[start]
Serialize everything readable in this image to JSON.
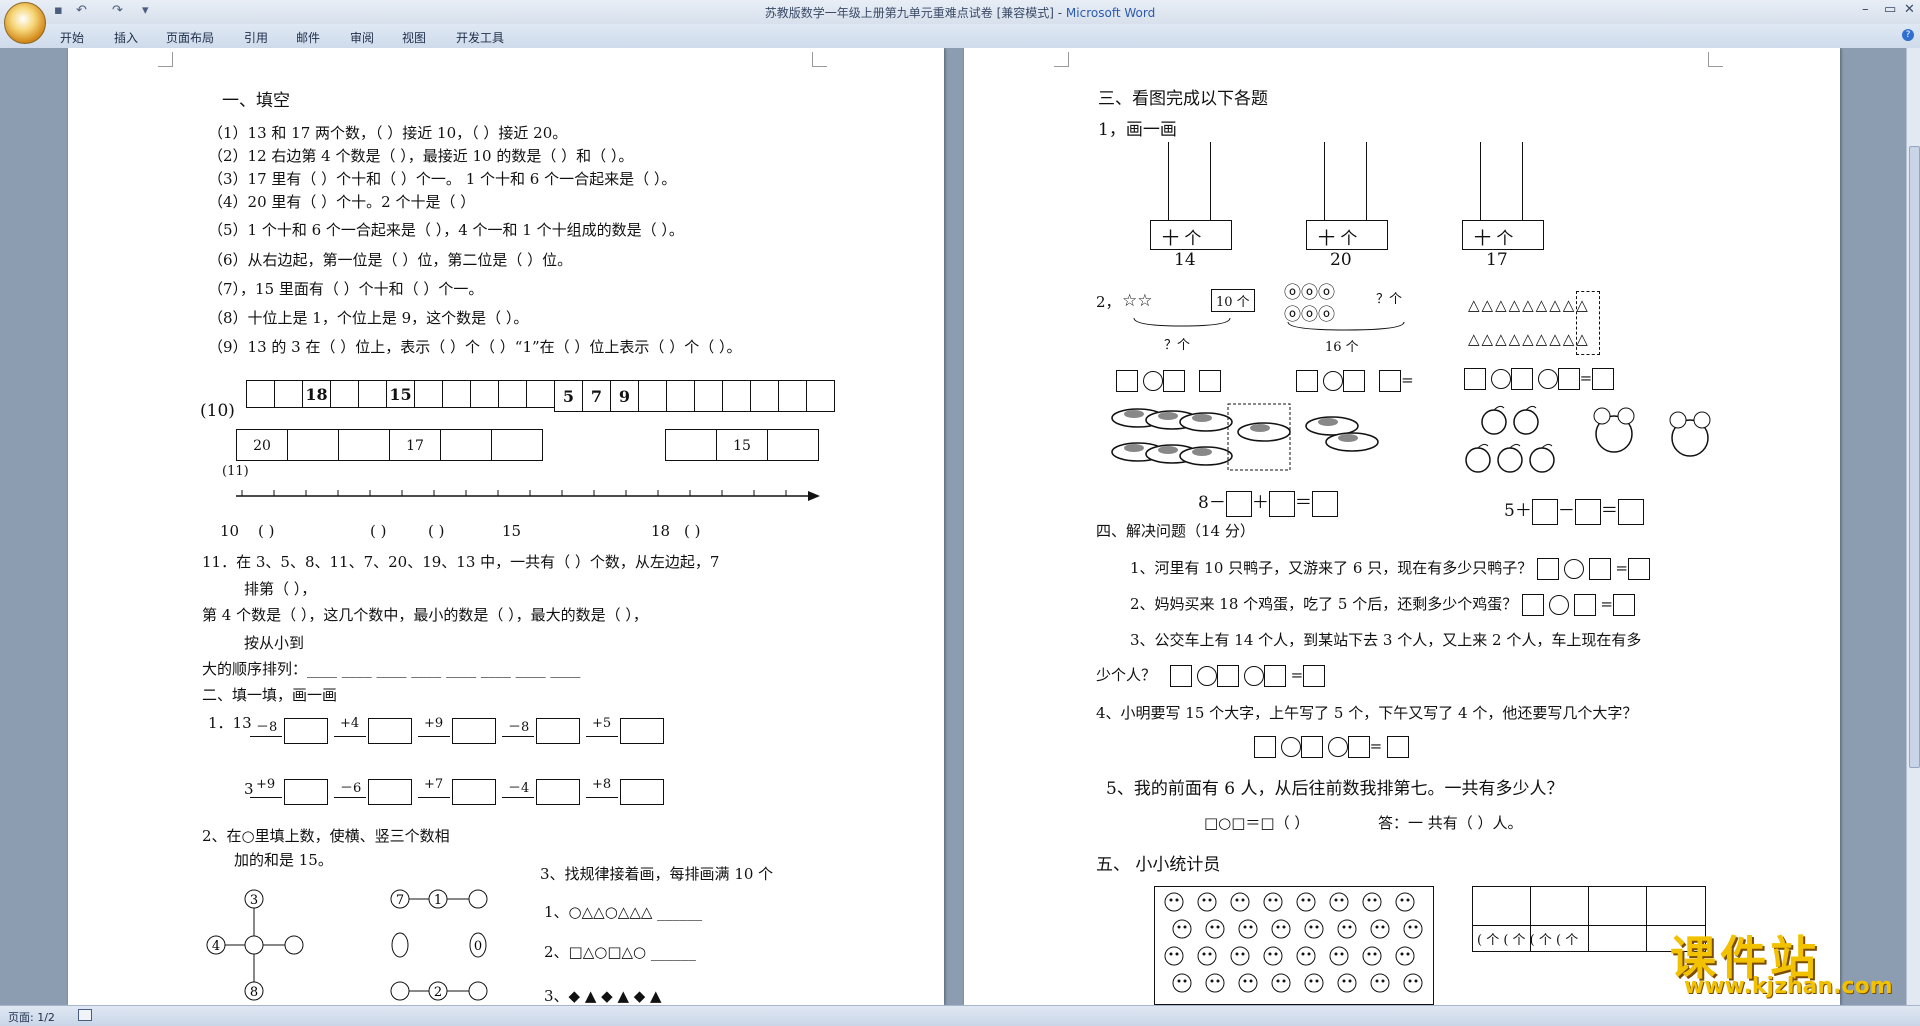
{
  "window": {
    "title_doc": "苏教版数学一年级上册第九单元重难点试卷 [兼容模式] - ",
    "title_app": "Microsoft Word",
    "qa_save": "▪",
    "qa_undo": "↶",
    "qa_redo": "↷",
    "qa_more": "▾",
    "min": "–",
    "max": "▭",
    "close": "✕"
  },
  "ribbon": {
    "tabs": [
      "开始",
      "插入",
      "页面布局",
      "引用",
      "邮件",
      "审阅",
      "视图",
      "开发工具"
    ],
    "help": "?"
  },
  "status": {
    "page": "页面: 1/2"
  },
  "watermark": {
    "brand": "课件站",
    "url": "www.kjzhan.com"
  },
  "page1": {
    "h1": "一、填空",
    "q1": "（1）13 和 17 两个数，（     ）接近 10，（     ）接近 20。",
    "q2": "（2）12 右边第 4 个数是（     ），最接近 10 的数是（     ）和（     ）。",
    "q3": "（3）17 里有（     ）个十和（     ）个一。 1 个十和 6 个一合起来是（     ）。",
    "q4": "（4）20 里有（     ）个十。2 个十是（     ）",
    "q5": "（5）1 个十和 6 个一合起来是（     ），4 个一和 1 个十组成的数是（     ）。",
    "q6": "（6）从右边起，第一位是（     ）位，第二位是（     ）位。",
    "q7": "（7），15 里面有（       ）个十和（       ）个一。",
    "q8": "（8）十位上是 1，个位上是 9，这个数是（     ）。",
    "q9": "（9）13 的 3 在（ ）位上，表示（ ）个（ ）“1”在（ ）位上表示（ ）个（       ）。",
    "q10_label": "(10)",
    "seq1": [
      "",
      "",
      "18",
      "",
      "",
      "15",
      "",
      "",
      "",
      "",
      ""
    ],
    "seq2": [
      "5",
      "7",
      "9",
      "",
      "",
      "",
      "",
      "",
      "",
      ""
    ],
    "row_a": [
      "20",
      "",
      "",
      "17",
      "",
      ""
    ],
    "row_b": [
      "",
      "15",
      ""
    ],
    "q11_label": "(11)",
    "line_labels": {
      "a": "10",
      "b": "15",
      "c": "18"
    },
    "blank_pair": "(      )",
    "q11a": "11．在 3、5、8、11、7、20、19、13 中，一共有（       ）个数，从左边起，7",
    "q11b": "排第（       ），",
    "q11c": "第 4 个数是（       ），这几个数中，最小的数是（       ），最大的数是（       ），",
    "q11d": "按从小到",
    "q11e": "大的顺序排列：____  ____  ____  ____  ____  ____  ____  ____",
    "h2": "二、填一填，画一画",
    "chain1_start": "1．13",
    "chain1_ops": [
      "－8",
      "+4",
      "+9",
      "－8",
      "+5"
    ],
    "chain2_start": "3",
    "chain2_ops": [
      "+9",
      "－6",
      "+7",
      "－4",
      "+8"
    ],
    "h2b1": "2、在○里填上数，使横、竖三个数相",
    "h2b2": "加的和是 15。",
    "h2c": "3、找规律接着画，每排画满 10 个",
    "pat1": "1、○△△○△△△  ______",
    "pat2": "2、□△○□△○   ______",
    "pat3": "3、◆ ▲ ◆ ▲ ◆ ▲",
    "cross1": {
      "top": "3",
      "left": "4",
      "bottom": "8"
    },
    "cross2": {
      "tl": "7",
      "tm": "1",
      "r": "0",
      "bm": "2"
    }
  },
  "page2": {
    "h3": "三、看图完成以下各题",
    "p1": "1，画一画",
    "abacus": [
      {
        "label": "十  个",
        "num": "14"
      },
      {
        "label": "十  个",
        "num": "20"
      },
      {
        "label": "十  个",
        "num": "17"
      }
    ],
    "p2_label": "2，",
    "stars": "☆☆",
    "ten_box": "10 个",
    "q_stars": "？个",
    "apples": "ⓞⓞⓞ",
    "q_apples": "？个",
    "apples_total": "16 个",
    "tri_row": "△△△△△△△△△",
    "eq_ops": {
      "eq": "=",
      "minus8": "8－",
      "plus": "＋",
      "eqs": "＝",
      "five": "5＋",
      "minus": "－"
    },
    "h4": "四、解决问题（14 分）",
    "w1": "1、河里有 10 只鸭子，又游来了 6 只，现在有多少只鸭子？",
    "w2": "2、妈妈买来 18 个鸡蛋，吃了 5 个后，还剩多少个鸡蛋？",
    "w3a": "3、公交车上有 14 个人，到某站下去 3 个人，又上来 2 个人，车上现在有多",
    "w3b": "少个人？",
    "w4": "4、小明要写 15 个大字，上午写了 5 个，下午又写了 4 个，他还要写几个大字？",
    "w5": "5、我的前面有 6 人，从后往前数我排第七。一共有多少人？",
    "w5eq": "□○□＝□（     ）",
    "w5ans": "答：一 共有（     ）人。",
    "h5": "五、 小小统计员",
    "tally": "( 个 (  个  (  个 (  个"
  }
}
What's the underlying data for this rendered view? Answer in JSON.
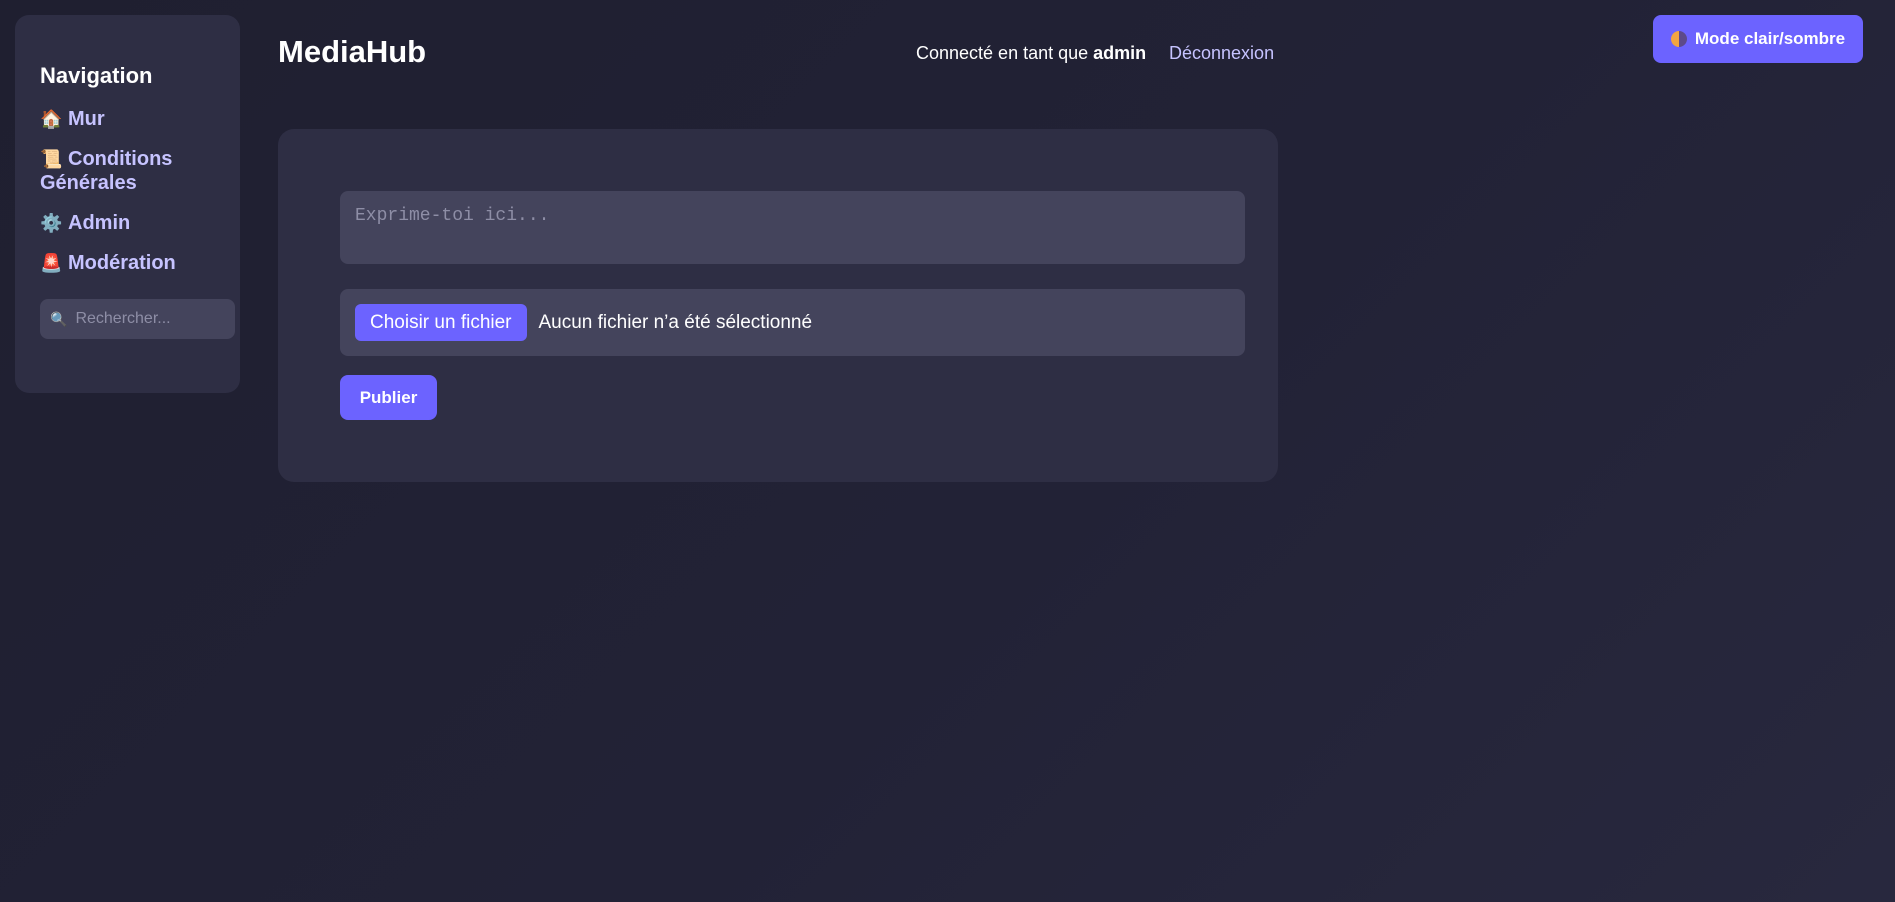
[end]
Job >>
Across the entries above, how many lines contain "JSON"? Provide only the count.

Solution for this problem >>
2